Images embedded in the records are excluded; print everything else exactly as given.

Extracted records:

▼▼▼

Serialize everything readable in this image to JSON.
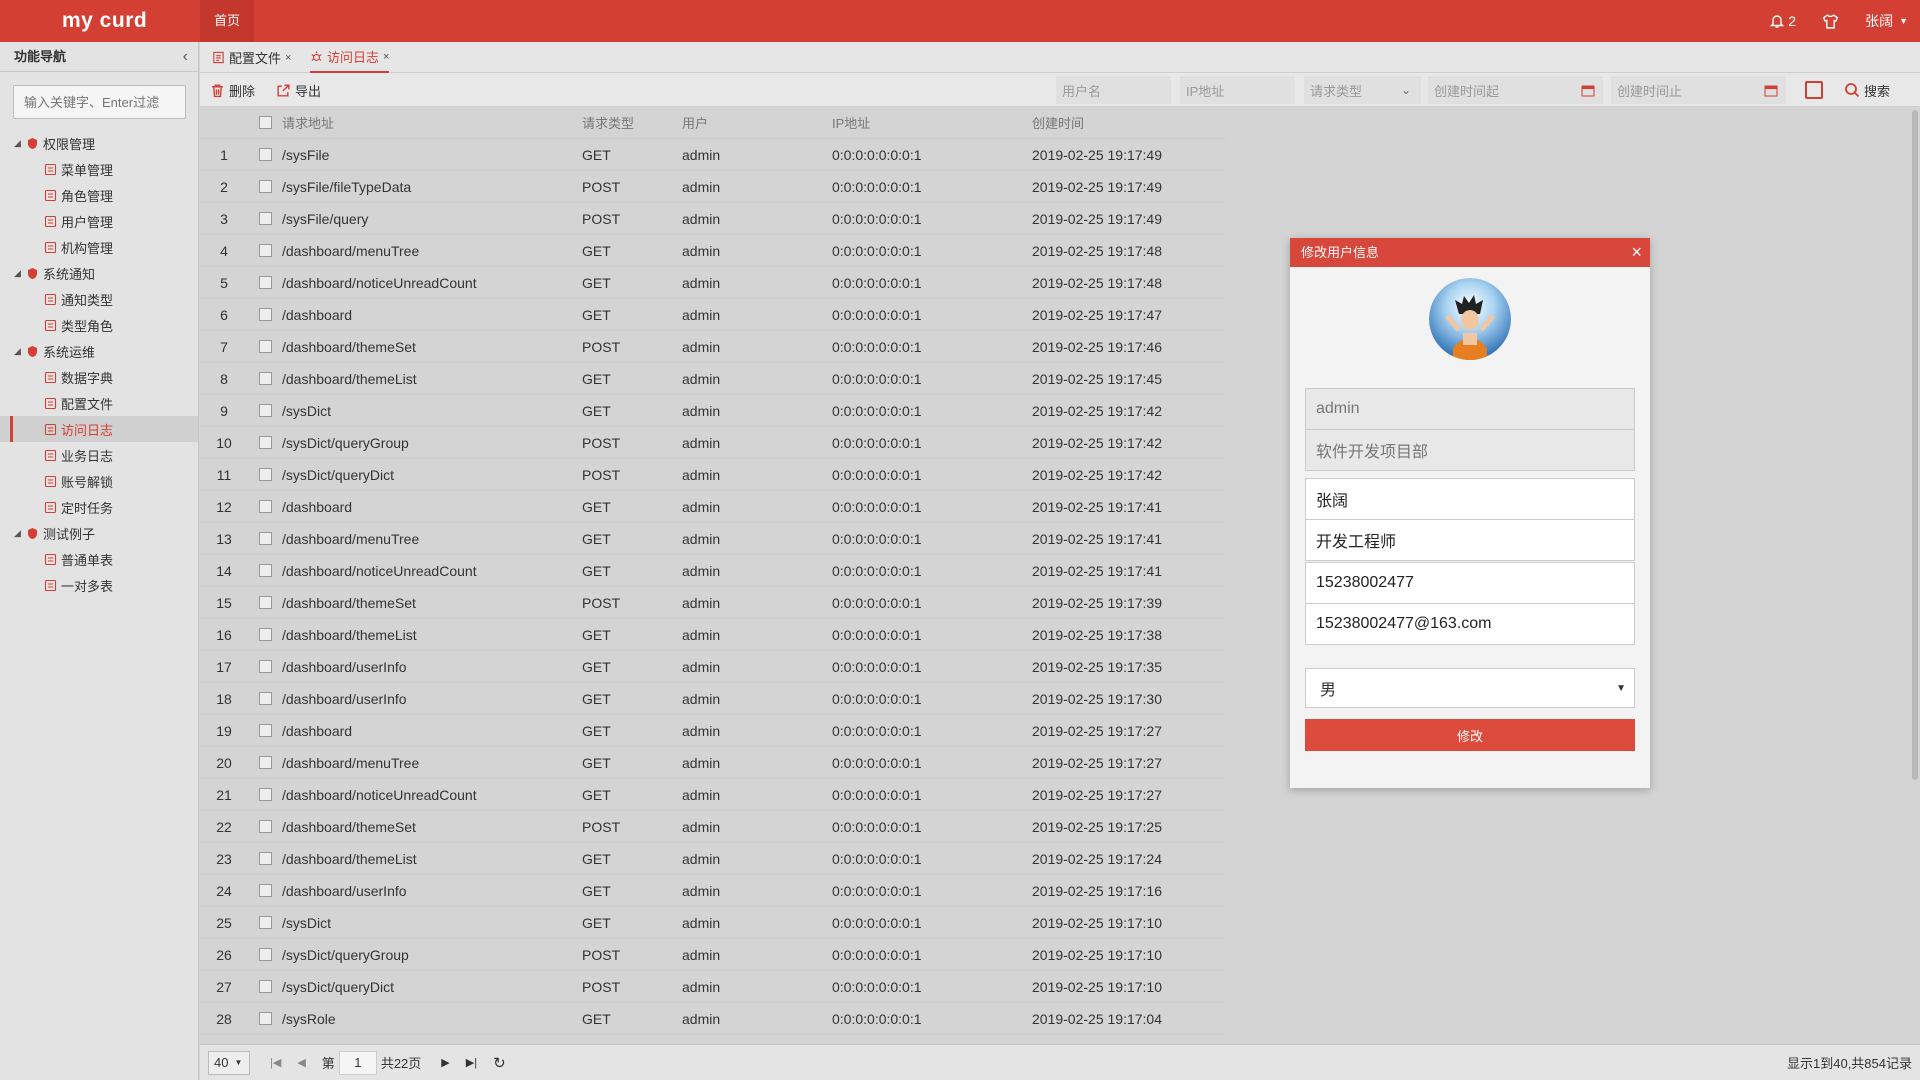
{
  "app": {
    "logo": "my curd",
    "home_tab": "首页",
    "notif_count": "2",
    "user_name": "张阔"
  },
  "sidebar": {
    "title": "功能导航",
    "search_placeholder": "输入关键字、Enter过滤",
    "tree": [
      {
        "type": "group",
        "label": "权限管理",
        "icon": "shield-icon"
      },
      {
        "type": "leaf",
        "label": "菜单管理",
        "icon": "menu-icon"
      },
      {
        "type": "leaf",
        "label": "角色管理",
        "icon": "shirt-icon"
      },
      {
        "type": "leaf",
        "label": "用户管理",
        "icon": "user-icon"
      },
      {
        "type": "leaf",
        "label": "机构管理",
        "icon": "building-icon"
      },
      {
        "type": "group",
        "label": "系统通知",
        "icon": "bell-icon"
      },
      {
        "type": "leaf",
        "label": "通知类型",
        "icon": "grid-icon"
      },
      {
        "type": "leaf",
        "label": "类型角色",
        "icon": "share-icon"
      },
      {
        "type": "group",
        "label": "系统运维",
        "icon": "gears-icon"
      },
      {
        "type": "leaf",
        "label": "数据字典",
        "icon": "book-icon"
      },
      {
        "type": "leaf",
        "label": "配置文件",
        "icon": "file-icon"
      },
      {
        "type": "leaf",
        "label": "访问日志",
        "icon": "bug-icon",
        "active": true
      },
      {
        "type": "leaf",
        "label": "业务日志",
        "icon": "log-icon"
      },
      {
        "type": "leaf",
        "label": "账号解锁",
        "icon": "lock-icon"
      },
      {
        "type": "leaf",
        "label": "定时任务",
        "icon": "clock-icon"
      },
      {
        "type": "group",
        "label": "测试例子",
        "icon": "table-icon"
      },
      {
        "type": "leaf",
        "label": "普通单表",
        "icon": "table-icon"
      },
      {
        "type": "leaf",
        "label": "一对多表",
        "icon": "table-icon"
      }
    ]
  },
  "tabs": [
    {
      "label": "配置文件",
      "close": "×"
    },
    {
      "label": "访问日志",
      "close": "×",
      "active": true
    }
  ],
  "toolbar": {
    "delete_label": "删除",
    "export_label": "导出",
    "username_ph": "用户名",
    "ip_ph": "IP地址",
    "reqtype_ph": "请求类型",
    "time_from_ph": "创建时间起",
    "time_to_ph": "创建时间止",
    "search_label": "搜索"
  },
  "table": {
    "headers": {
      "url": "请求地址",
      "type": "请求类型",
      "user": "用户",
      "ip": "IP地址",
      "time": "创建时间"
    },
    "rows": [
      [
        "1",
        "/sysFile",
        "GET",
        "admin",
        "0:0:0:0:0:0:0:1",
        "2019-02-25 19:17:49"
      ],
      [
        "2",
        "/sysFile/fileTypeData",
        "POST",
        "admin",
        "0:0:0:0:0:0:0:1",
        "2019-02-25 19:17:49"
      ],
      [
        "3",
        "/sysFile/query",
        "POST",
        "admin",
        "0:0:0:0:0:0:0:1",
        "2019-02-25 19:17:49"
      ],
      [
        "4",
        "/dashboard/menuTree",
        "GET",
        "admin",
        "0:0:0:0:0:0:0:1",
        "2019-02-25 19:17:48"
      ],
      [
        "5",
        "/dashboard/noticeUnreadCount",
        "GET",
        "admin",
        "0:0:0:0:0:0:0:1",
        "2019-02-25 19:17:48"
      ],
      [
        "6",
        "/dashboard",
        "GET",
        "admin",
        "0:0:0:0:0:0:0:1",
        "2019-02-25 19:17:47"
      ],
      [
        "7",
        "/dashboard/themeSet",
        "POST",
        "admin",
        "0:0:0:0:0:0:0:1",
        "2019-02-25 19:17:46"
      ],
      [
        "8",
        "/dashboard/themeList",
        "GET",
        "admin",
        "0:0:0:0:0:0:0:1",
        "2019-02-25 19:17:45"
      ],
      [
        "9",
        "/sysDict",
        "GET",
        "admin",
        "0:0:0:0:0:0:0:1",
        "2019-02-25 19:17:42"
      ],
      [
        "10",
        "/sysDict/queryGroup",
        "POST",
        "admin",
        "0:0:0:0:0:0:0:1",
        "2019-02-25 19:17:42"
      ],
      [
        "11",
        "/sysDict/queryDict",
        "POST",
        "admin",
        "0:0:0:0:0:0:0:1",
        "2019-02-25 19:17:42"
      ],
      [
        "12",
        "/dashboard",
        "GET",
        "admin",
        "0:0:0:0:0:0:0:1",
        "2019-02-25 19:17:41"
      ],
      [
        "13",
        "/dashboard/menuTree",
        "GET",
        "admin",
        "0:0:0:0:0:0:0:1",
        "2019-02-25 19:17:41"
      ],
      [
        "14",
        "/dashboard/noticeUnreadCount",
        "GET",
        "admin",
        "0:0:0:0:0:0:0:1",
        "2019-02-25 19:17:41"
      ],
      [
        "15",
        "/dashboard/themeSet",
        "POST",
        "admin",
        "0:0:0:0:0:0:0:1",
        "2019-02-25 19:17:39"
      ],
      [
        "16",
        "/dashboard/themeList",
        "GET",
        "admin",
        "0:0:0:0:0:0:0:1",
        "2019-02-25 19:17:38"
      ],
      [
        "17",
        "/dashboard/userInfo",
        "GET",
        "admin",
        "0:0:0:0:0:0:0:1",
        "2019-02-25 19:17:35"
      ],
      [
        "18",
        "/dashboard/userInfo",
        "GET",
        "admin",
        "0:0:0:0:0:0:0:1",
        "2019-02-25 19:17:30"
      ],
      [
        "19",
        "/dashboard",
        "GET",
        "admin",
        "0:0:0:0:0:0:0:1",
        "2019-02-25 19:17:27"
      ],
      [
        "20",
        "/dashboard/menuTree",
        "GET",
        "admin",
        "0:0:0:0:0:0:0:1",
        "2019-02-25 19:17:27"
      ],
      [
        "21",
        "/dashboard/noticeUnreadCount",
        "GET",
        "admin",
        "0:0:0:0:0:0:0:1",
        "2019-02-25 19:17:27"
      ],
      [
        "22",
        "/dashboard/themeSet",
        "POST",
        "admin",
        "0:0:0:0:0:0:0:1",
        "2019-02-25 19:17:25"
      ],
      [
        "23",
        "/dashboard/themeList",
        "GET",
        "admin",
        "0:0:0:0:0:0:0:1",
        "2019-02-25 19:17:24"
      ],
      [
        "24",
        "/dashboard/userInfo",
        "GET",
        "admin",
        "0:0:0:0:0:0:0:1",
        "2019-02-25 19:17:16"
      ],
      [
        "25",
        "/sysDict",
        "GET",
        "admin",
        "0:0:0:0:0:0:0:1",
        "2019-02-25 19:17:10"
      ],
      [
        "26",
        "/sysDict/queryGroup",
        "POST",
        "admin",
        "0:0:0:0:0:0:0:1",
        "2019-02-25 19:17:10"
      ],
      [
        "27",
        "/sysDict/queryDict",
        "POST",
        "admin",
        "0:0:0:0:0:0:0:1",
        "2019-02-25 19:17:10"
      ],
      [
        "28",
        "/sysRole",
        "GET",
        "admin",
        "0:0:0:0:0:0:0:1",
        "2019-02-25 19:17:04"
      ]
    ]
  },
  "pager": {
    "page_size": "40",
    "page_prefix": "第",
    "page": "1",
    "total_pages": "共22页",
    "summary": "显示1到40,共854记录"
  },
  "modal": {
    "title": "修改用户信息",
    "username": "admin",
    "dept": "软件开发项目部",
    "real_name": "张阔",
    "position": "开发工程师",
    "phone": "15238002477",
    "email": "15238002477@163.com",
    "gender": "男",
    "submit": "修改"
  },
  "colors": {
    "brand": "#d43f33",
    "accent": "#dd4b3c"
  }
}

▲▲▲

◆ **SOLUTION**:
Serialize everything readable in this image to JSON.
{
  "app": {
    "logo": "my curd",
    "home_tab": "首页",
    "notif_count": "2",
    "user_name": "张阔"
  },
  "sidebar": {
    "title": "功能导航",
    "search_placeholder": "输入关键字、Enter过滤",
    "tree": [
      {
        "type": "group",
        "label": "权限管理",
        "icon": "shield-icon"
      },
      {
        "type": "leaf",
        "label": "菜单管理",
        "icon": "menu-icon"
      },
      {
        "type": "leaf",
        "label": "角色管理",
        "icon": "shirt-icon"
      },
      {
        "type": "leaf",
        "label": "用户管理",
        "icon": "user-icon"
      },
      {
        "type": "leaf",
        "label": "机构管理",
        "icon": "building-icon"
      },
      {
        "type": "group",
        "label": "系统通知",
        "icon": "bell-icon"
      },
      {
        "type": "leaf",
        "label": "通知类型",
        "icon": "grid-icon"
      },
      {
        "type": "leaf",
        "label": "类型角色",
        "icon": "share-icon"
      },
      {
        "type": "group",
        "label": "系统运维",
        "icon": "gears-icon"
      },
      {
        "type": "leaf",
        "label": "数据字典",
        "icon": "book-icon"
      },
      {
        "type": "leaf",
        "label": "配置文件",
        "icon": "file-icon"
      },
      {
        "type": "leaf",
        "label": "访问日志",
        "icon": "bug-icon",
        "active": true
      },
      {
        "type": "leaf",
        "label": "业务日志",
        "icon": "log-icon"
      },
      {
        "type": "leaf",
        "label": "账号解锁",
        "icon": "lock-icon"
      },
      {
        "type": "leaf",
        "label": "定时任务",
        "icon": "clock-icon"
      },
      {
        "type": "group",
        "label": "测试例子",
        "icon": "table-icon"
      },
      {
        "type": "leaf",
        "label": "普通单表",
        "icon": "table-icon"
      },
      {
        "type": "leaf",
        "label": "一对多表",
        "icon": "table-icon"
      }
    ]
  },
  "tabs": [
    {
      "label": "配置文件",
      "close": "×"
    },
    {
      "label": "访问日志",
      "close": "×",
      "active": true
    }
  ],
  "toolbar": {
    "delete_label": "删除",
    "export_label": "导出",
    "username_ph": "用户名",
    "ip_ph": "IP地址",
    "reqtype_ph": "请求类型",
    "time_from_ph": "创建时间起",
    "time_to_ph": "创建时间止",
    "search_label": "搜索"
  },
  "table": {
    "headers": {
      "url": "请求地址",
      "type": "请求类型",
      "user": "用户",
      "ip": "IP地址",
      "time": "创建时间"
    },
    "rows": [
      [
        "1",
        "/sysFile",
        "GET",
        "admin",
        "0:0:0:0:0:0:0:1",
        "2019-02-25 19:17:49"
      ],
      [
        "2",
        "/sysFile/fileTypeData",
        "POST",
        "admin",
        "0:0:0:0:0:0:0:1",
        "2019-02-25 19:17:49"
      ],
      [
        "3",
        "/sysFile/query",
        "POST",
        "admin",
        "0:0:0:0:0:0:0:1",
        "2019-02-25 19:17:49"
      ],
      [
        "4",
        "/dashboard/menuTree",
        "GET",
        "admin",
        "0:0:0:0:0:0:0:1",
        "2019-02-25 19:17:48"
      ],
      [
        "5",
        "/dashboard/noticeUnreadCount",
        "GET",
        "admin",
        "0:0:0:0:0:0:0:1",
        "2019-02-25 19:17:48"
      ],
      [
        "6",
        "/dashboard",
        "GET",
        "admin",
        "0:0:0:0:0:0:0:1",
        "2019-02-25 19:17:47"
      ],
      [
        "7",
        "/dashboard/themeSet",
        "POST",
        "admin",
        "0:0:0:0:0:0:0:1",
        "2019-02-25 19:17:46"
      ],
      [
        "8",
        "/dashboard/themeList",
        "GET",
        "admin",
        "0:0:0:0:0:0:0:1",
        "2019-02-25 19:17:45"
      ],
      [
        "9",
        "/sysDict",
        "GET",
        "admin",
        "0:0:0:0:0:0:0:1",
        "2019-02-25 19:17:42"
      ],
      [
        "10",
        "/sysDict/queryGroup",
        "POST",
        "admin",
        "0:0:0:0:0:0:0:1",
        "2019-02-25 19:17:42"
      ],
      [
        "11",
        "/sysDict/queryDict",
        "POST",
        "admin",
        "0:0:0:0:0:0:0:1",
        "2019-02-25 19:17:42"
      ],
      [
        "12",
        "/dashboard",
        "GET",
        "admin",
        "0:0:0:0:0:0:0:1",
        "2019-02-25 19:17:41"
      ],
      [
        "13",
        "/dashboard/menuTree",
        "GET",
        "admin",
        "0:0:0:0:0:0:0:1",
        "2019-02-25 19:17:41"
      ],
      [
        "14",
        "/dashboard/noticeUnreadCount",
        "GET",
        "admin",
        "0:0:0:0:0:0:0:1",
        "2019-02-25 19:17:41"
      ],
      [
        "15",
        "/dashboard/themeSet",
        "POST",
        "admin",
        "0:0:0:0:0:0:0:1",
        "2019-02-25 19:17:39"
      ],
      [
        "16",
        "/dashboard/themeList",
        "GET",
        "admin",
        "0:0:0:0:0:0:0:1",
        "2019-02-25 19:17:38"
      ],
      [
        "17",
        "/dashboard/userInfo",
        "GET",
        "admin",
        "0:0:0:0:0:0:0:1",
        "2019-02-25 19:17:35"
      ],
      [
        "18",
        "/dashboard/userInfo",
        "GET",
        "admin",
        "0:0:0:0:0:0:0:1",
        "2019-02-25 19:17:30"
      ],
      [
        "19",
        "/dashboard",
        "GET",
        "admin",
        "0:0:0:0:0:0:0:1",
        "2019-02-25 19:17:27"
      ],
      [
        "20",
        "/dashboard/menuTree",
        "GET",
        "admin",
        "0:0:0:0:0:0:0:1",
        "2019-02-25 19:17:27"
      ],
      [
        "21",
        "/dashboard/noticeUnreadCount",
        "GET",
        "admin",
        "0:0:0:0:0:0:0:1",
        "2019-02-25 19:17:27"
      ],
      [
        "22",
        "/dashboard/themeSet",
        "POST",
        "admin",
        "0:0:0:0:0:0:0:1",
        "2019-02-25 19:17:25"
      ],
      [
        "23",
        "/dashboard/themeList",
        "GET",
        "admin",
        "0:0:0:0:0:0:0:1",
        "2019-02-25 19:17:24"
      ],
      [
        "24",
        "/dashboard/userInfo",
        "GET",
        "admin",
        "0:0:0:0:0:0:0:1",
        "2019-02-25 19:17:16"
      ],
      [
        "25",
        "/sysDict",
        "GET",
        "admin",
        "0:0:0:0:0:0:0:1",
        "2019-02-25 19:17:10"
      ],
      [
        "26",
        "/sysDict/queryGroup",
        "POST",
        "admin",
        "0:0:0:0:0:0:0:1",
        "2019-02-25 19:17:10"
      ],
      [
        "27",
        "/sysDict/queryDict",
        "POST",
        "admin",
        "0:0:0:0:0:0:0:1",
        "2019-02-25 19:17:10"
      ],
      [
        "28",
        "/sysRole",
        "GET",
        "admin",
        "0:0:0:0:0:0:0:1",
        "2019-02-25 19:17:04"
      ]
    ]
  },
  "pager": {
    "page_size": "40",
    "page_prefix": "第",
    "page": "1",
    "total_pages": "共22页",
    "summary": "显示1到40,共854记录"
  },
  "modal": {
    "title": "修改用户信息",
    "username": "admin",
    "dept": "软件开发项目部",
    "real_name": "张阔",
    "position": "开发工程师",
    "phone": "15238002477",
    "email": "15238002477@163.com",
    "gender": "男",
    "submit": "修改"
  },
  "colors": {
    "brand": "#d43f33",
    "accent": "#dd4b3c"
  }
}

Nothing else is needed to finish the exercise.